In 1866, brewery partner Peter Gintz visited home in Germany and returned with his younger brother Adam. Sixteen year-old Adam Gintz had learned the cooper’s trade in Germany and found work in his brother’s brewery. When Peter Gintz died on January 3, 1873, a prolonged legal battle over control of the brewery broke out between Gintz’s heirs and Phillip Neu. While details of the litigation have been lost in the dustbin of history, on August 4, William Brandenburger, an ally of Adam Gintz, was somehow able to purchase the brewery for $35,000. The very next day, Neu, determined to continue in the beer business, purchased for $15,000 and then closed the Washington Brewery. Presumably he later moved equipment from that plant to the Klug’s Illinois Brewery, which had been inactive for three years before Neu bought it in October 1873. In December Neu resumed operations at that brewery and later took over as manger of Klug Gardens. Production at this brewery ceased after the death of 51 year old Phillip Neu on December 4, 1876, and the brewery was soon sold at a master’s sale. The Washington Brewery ended up being used as an engine works by the Harrison Machine Works company. In 1877, Adam Gintz finally was awarded his brother’s half of the Western Brewery, with Brandenburger and two other partners holding the rest.

In 1878 a disastrous fire struck, destroying several buildings. The cause of the blaze was arson, and one Henry Miller was later convicted of the crime, and sentenced to five years in jail.

The brewery was soon reconstructed. In February, 1881, Adam Gintz bought out his last remaining partner to become the brewery’s sole proprietor. In 1884, the business was incorporated as the Western Brewery Company, with Gintz as president. The next year saw a new ice house erected and annual production was nearing 25,000 barrels.

The early 1890’s saw the brewery begin more additions as production rose. The "Kaiser" brand was introduced and it would become the plant’s flagship brand. Adam Gintz retired a wealthy man from the Western Brewery in 1895, and the company was taken over by a group headed by William and Charles Jung, and Phillip Schaefer. During the next few years production increased to 40,000 barrels per year. A contract was signed with Dickman and Company, St. Louis liquor dealers, to sell 864,000 pint bottles a year for five years. Gintz later sold his stock in the company for $118,000. The turn of the century saw some big changes at the two growing Belleville breweries. The Star Brewery continued its expansion, taking out a $100,000 mortgage to finance a four-story addition and making arrangement for daily delivery of water via a railroad. In 1902, electricity replaced steam power at the brewery. Star was also to acquire the first telephone in Belleville.

Over at the Western Brewery, a new management team was put into place, with prominent local saloon keeper and banker William Bender, Jr., installed as vice president and general manager. Bender became an active promoter of company products, producing an advertising booklet and running ads and promotions for three newly introduced brands: Bohemian Malt Extract, Buffet Extra Bottle Beer, and Pilsner Keg Beer. Period newspaper ads cited distributors in Denver, Pittsburgh, Chicago, New York, St. Louis, Mobile, Meridian, and New Orleans.

**Problems and tasks**
a) According to the brewery history, who was convicted of setting the 1878 fire?
b) In the brewery history, why did Phillip Neu buy the Washington Brewery?
c) Print the part of the brewery history starting at "The brewery was soon reconstructed." and ending at "nearing 25,000 barrels.".
Answer using only the brewery history.

**Data entries**
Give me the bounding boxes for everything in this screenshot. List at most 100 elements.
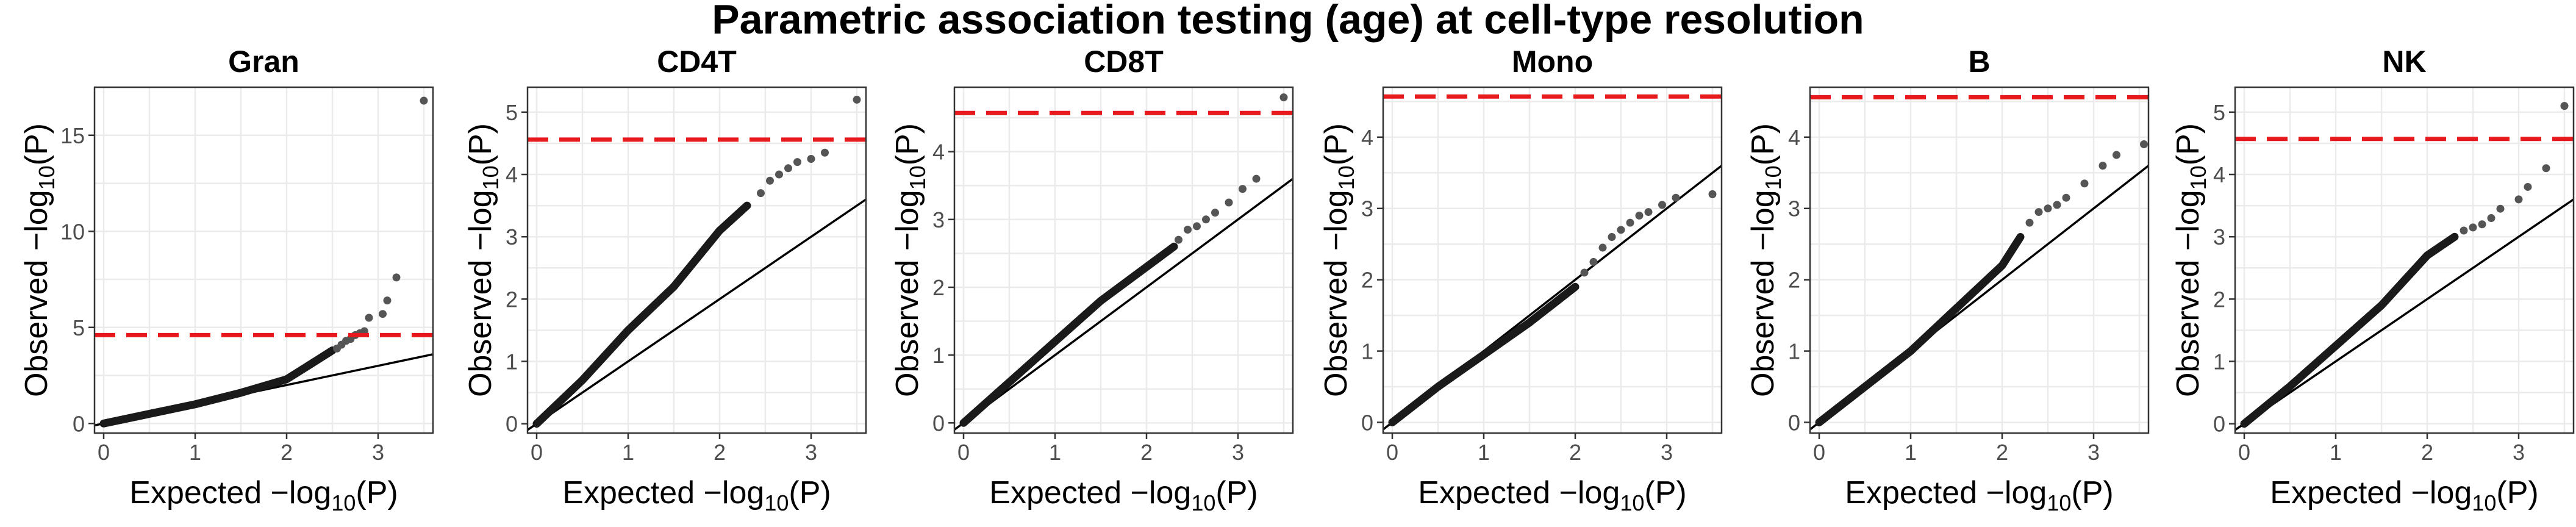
qq-point — [392, 273, 401, 282]
qq-point — [2034, 208, 2043, 217]
panel-border — [2234, 86, 2575, 434]
y-tick-label: 0 — [1788, 410, 1800, 435]
panel-cd4t: CD4T 0 1 2 3 0 1 2 3 4 5 Expected −log10(P) Observed… — [463, 45, 867, 515]
x-axis-title: Expected −log10(P) — [1418, 475, 1686, 515]
plot-area — [95, 96, 433, 428]
y-tick-label: 5 — [506, 100, 518, 125]
gridlines — [2235, 87, 2574, 433]
qq-point — [1608, 233, 1616, 242]
x-tick-label: 2 — [714, 440, 726, 465]
x-tick-label: 2 — [1996, 440, 2008, 465]
qq-points-dense — [2240, 232, 2459, 428]
gridlines — [1383, 87, 1722, 433]
qq-points-dense — [1815, 233, 2025, 426]
plot-area — [954, 93, 1293, 431]
y-tick-label: 4 — [2213, 162, 2225, 187]
qq-point — [807, 154, 815, 163]
y-axis-title: Observed −log10(P) — [1745, 123, 1786, 397]
qq-point — [2098, 162, 2107, 170]
x-tick-label: 1 — [2330, 440, 2342, 465]
qq-point — [2478, 220, 2486, 229]
panel-cd8t: CD8T 0 1 2 3 0 1 2 3 4 Expected −log10(P) Observed … — [890, 45, 1294, 515]
qq-point — [2487, 214, 2496, 223]
y-tick-label: 1 — [1361, 339, 1373, 364]
y-tick-label: 3 — [2213, 224, 2225, 249]
y-tick-label: 3 — [932, 207, 945, 232]
qq-point — [2113, 151, 2120, 159]
qq-point — [2496, 204, 2505, 213]
y-axis-title: Observed −log10(P) — [19, 123, 59, 397]
y-tick-label: 2 — [1788, 268, 1800, 293]
y-tick-label: 4 — [932, 140, 945, 165]
gridlines — [95, 86, 433, 433]
qq-point — [1239, 185, 1247, 193]
y-axis-title: Observed −log10(P) — [890, 123, 930, 397]
x-tick-label: 0 — [531, 440, 543, 465]
x-axis-title: Expected −log10(P) — [989, 475, 1258, 515]
x-tick-label: 3 — [372, 440, 384, 465]
qq-point — [1708, 190, 1717, 198]
qq-point — [793, 158, 801, 167]
panel-gran: Gran 0 1 2 3 0 5 10 15 Expected −log10(P) Observed… — [19, 45, 434, 515]
qq-point — [853, 95, 861, 104]
panel-title: Mono — [1512, 45, 1593, 79]
panel-title: NK — [2382, 45, 2426, 79]
qq-point — [821, 148, 829, 157]
qq-point — [1279, 93, 1288, 102]
qq-point — [1617, 226, 1625, 234]
qq-point — [1211, 209, 1219, 217]
x-tick-label: 0 — [957, 440, 970, 465]
x-tick-label: 3 — [1661, 440, 1673, 465]
x-tick-label: 1 — [622, 440, 634, 465]
y-tick-label: 10 — [60, 219, 85, 244]
qq-point — [2460, 226, 2468, 235]
x-tick-label: 2 — [1569, 440, 1581, 465]
y-tick-label: 1 — [506, 350, 518, 375]
x-tick-label: 0 — [98, 440, 110, 465]
gridlines — [1810, 87, 2148, 433]
x-tick-label: 3 — [805, 440, 817, 465]
y-axis-title: Observed −log10(P) — [2170, 123, 2211, 397]
qq-point — [784, 164, 792, 173]
panel-border — [526, 86, 867, 434]
qq-points-dense — [532, 201, 751, 428]
qq-point — [2524, 182, 2532, 191]
x-tick-label: 3 — [2088, 440, 2100, 465]
y-tick-label: 3 — [1788, 196, 1800, 221]
qq-point — [1175, 235, 1182, 244]
y-tick-label: 4 — [506, 162, 518, 187]
y-tick-label: 0 — [932, 410, 945, 436]
y-tick-label: 1 — [2213, 350, 2225, 375]
qq-point — [1193, 222, 1201, 231]
qq-point — [1252, 174, 1261, 183]
x-tick-label: 0 — [2238, 440, 2250, 465]
panel-title: CD8T — [1084, 45, 1164, 79]
y-tick-label: 4 — [1361, 125, 1373, 150]
plot-area — [528, 95, 866, 431]
qq-point — [420, 96, 428, 105]
qq-point — [1589, 257, 1598, 266]
qq-point — [1635, 211, 1644, 220]
y-tick-label: 0 — [2213, 412, 2225, 437]
y-tick-label: 1 — [1788, 339, 1800, 364]
qq-point — [383, 296, 392, 305]
y-tick-label: 1 — [932, 343, 945, 368]
panel-b: B 0 1 2 3 0 1 2 3 4 Expected −log10(P) Observed −lo… — [1745, 45, 2150, 515]
qq-point — [1626, 218, 1634, 227]
qq-point — [775, 170, 783, 179]
qq-point — [1580, 268, 1589, 277]
x-axis-title: Expected −log10(P) — [129, 475, 398, 515]
identity-line — [954, 177, 1293, 431]
y-axis-title: Observed −log10(P) — [1318, 123, 1359, 397]
x-axis-title: Expected −log10(P) — [1845, 475, 2113, 515]
y-tick-label: 2 — [2213, 287, 2225, 312]
x-tick-label: 1 — [189, 440, 201, 465]
y-tick-label: 0 — [73, 411, 85, 436]
panel-title: Gran — [228, 45, 299, 79]
plot-area — [1810, 95, 2148, 431]
qq-point — [1658, 201, 1666, 209]
qq-point — [2560, 102, 2569, 110]
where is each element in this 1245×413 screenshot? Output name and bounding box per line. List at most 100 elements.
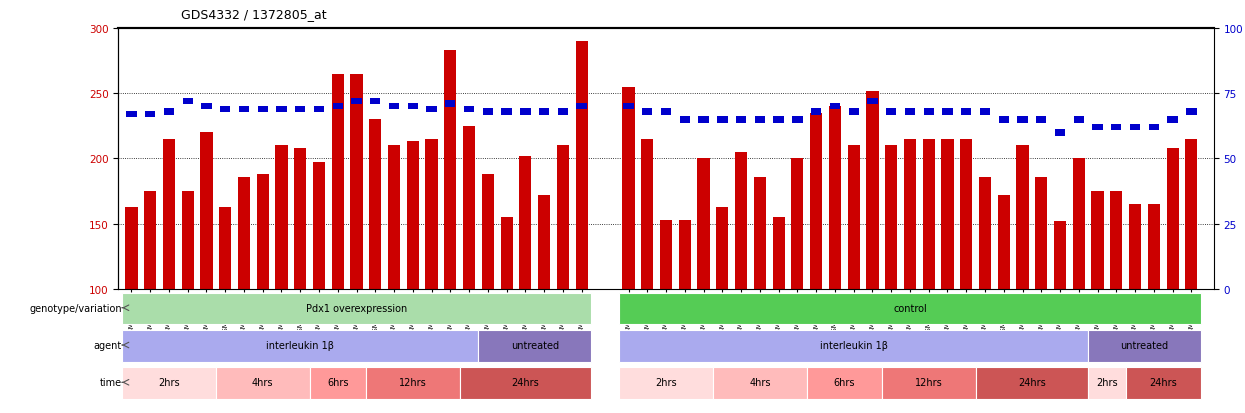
Bar xyxy=(444,51,457,289)
Bar xyxy=(641,140,654,289)
Bar xyxy=(520,109,530,115)
Bar xyxy=(792,117,803,123)
Bar xyxy=(407,104,418,110)
Bar xyxy=(960,140,972,289)
Text: 24hrs: 24hrs xyxy=(1018,377,1046,387)
Text: interleukin 1β: interleukin 1β xyxy=(819,340,888,350)
Text: 2hrs: 2hrs xyxy=(1096,377,1118,387)
Bar xyxy=(697,159,710,289)
Bar xyxy=(810,109,822,115)
Bar xyxy=(1148,204,1160,289)
Bar xyxy=(238,177,250,289)
Bar xyxy=(848,146,860,289)
Bar xyxy=(426,140,438,289)
Bar xyxy=(182,192,194,289)
Bar xyxy=(126,207,137,289)
Text: 6hrs: 6hrs xyxy=(327,377,349,387)
Bar xyxy=(351,99,362,105)
Bar xyxy=(332,104,342,110)
Bar xyxy=(624,104,634,110)
Text: 4hrs: 4hrs xyxy=(251,377,274,387)
Bar xyxy=(463,126,476,289)
FancyBboxPatch shape xyxy=(619,330,1088,362)
Text: control: control xyxy=(893,303,926,313)
Bar xyxy=(1186,109,1196,115)
Bar xyxy=(446,101,456,108)
FancyBboxPatch shape xyxy=(122,367,215,399)
FancyBboxPatch shape xyxy=(215,367,310,399)
Text: Pdx1 overexpression: Pdx1 overexpression xyxy=(306,303,407,313)
Bar xyxy=(867,91,879,289)
Bar xyxy=(370,120,381,289)
Bar xyxy=(1073,159,1084,289)
Bar xyxy=(256,175,269,289)
FancyBboxPatch shape xyxy=(619,367,713,399)
FancyBboxPatch shape xyxy=(459,367,591,399)
Bar xyxy=(961,109,971,115)
Bar xyxy=(905,109,915,115)
FancyBboxPatch shape xyxy=(1125,367,1200,399)
Text: interleukin 1β: interleukin 1β xyxy=(266,340,334,350)
Bar xyxy=(500,218,513,289)
Bar xyxy=(997,195,1010,289)
FancyBboxPatch shape xyxy=(619,293,1200,325)
Bar xyxy=(1055,221,1066,289)
Bar xyxy=(829,107,842,289)
FancyBboxPatch shape xyxy=(976,367,1088,399)
Bar xyxy=(642,109,652,115)
Text: untreated: untreated xyxy=(510,340,559,350)
FancyBboxPatch shape xyxy=(122,330,478,362)
Bar xyxy=(1016,146,1028,289)
Text: time: time xyxy=(100,377,122,387)
Bar xyxy=(1129,204,1142,289)
Bar xyxy=(1035,177,1047,289)
Bar xyxy=(924,109,934,115)
Bar xyxy=(1092,125,1103,131)
Bar xyxy=(979,177,991,289)
Bar xyxy=(144,192,157,289)
Bar xyxy=(312,163,325,289)
Bar xyxy=(773,218,784,289)
Bar xyxy=(1073,117,1084,123)
Bar xyxy=(1130,125,1140,131)
Bar xyxy=(1185,140,1198,289)
Bar xyxy=(1167,149,1179,289)
Bar xyxy=(829,104,840,110)
Bar xyxy=(716,207,728,289)
FancyBboxPatch shape xyxy=(713,367,807,399)
Bar xyxy=(661,109,671,115)
Bar xyxy=(202,104,212,110)
Bar xyxy=(849,109,859,115)
Text: 2hrs: 2hrs xyxy=(158,377,179,387)
Bar xyxy=(942,109,952,115)
Bar xyxy=(660,220,672,289)
Bar xyxy=(200,133,213,289)
Bar xyxy=(502,109,512,115)
Bar xyxy=(295,106,305,113)
Bar xyxy=(164,109,174,115)
Bar xyxy=(622,88,635,289)
Text: 4hrs: 4hrs xyxy=(749,377,771,387)
Bar xyxy=(810,114,822,289)
Text: agent: agent xyxy=(93,340,122,350)
Bar xyxy=(980,109,990,115)
Bar xyxy=(239,106,249,113)
Bar xyxy=(753,177,766,289)
FancyBboxPatch shape xyxy=(1088,367,1125,399)
Bar xyxy=(350,74,362,289)
Bar xyxy=(998,117,1008,123)
Bar xyxy=(680,117,690,123)
FancyBboxPatch shape xyxy=(310,367,366,399)
FancyBboxPatch shape xyxy=(807,367,881,399)
FancyBboxPatch shape xyxy=(1088,330,1200,362)
Bar xyxy=(258,106,268,113)
Bar xyxy=(1017,117,1027,123)
Text: 24hrs: 24hrs xyxy=(1149,377,1177,387)
Bar xyxy=(482,175,494,289)
Bar xyxy=(1092,192,1103,289)
Bar xyxy=(370,99,381,105)
Bar xyxy=(941,140,954,289)
Bar xyxy=(1055,130,1066,136)
FancyBboxPatch shape xyxy=(881,367,976,399)
Bar xyxy=(426,106,437,113)
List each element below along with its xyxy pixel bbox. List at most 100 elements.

**Answers for this exercise**
a) Henry Miller was convicted of the crime and sentenced to five years in jail.

b) Neu was determined to continue in the beer business. The day before, William Brandenburger, an ally of Adam Gintz, had purchased the brewery that Neu had been fighting to control.

c)
The brewery was soon reconstructed. In February, 1881, Adam Gintz bought out his last remaining partner to become the brewery’s sole proprietor. In 1884, the business was incorporated as the Western Brewery Company, with Gintz as president. The next year saw a new ice house erected and annual production was nearing 25,000 barrels.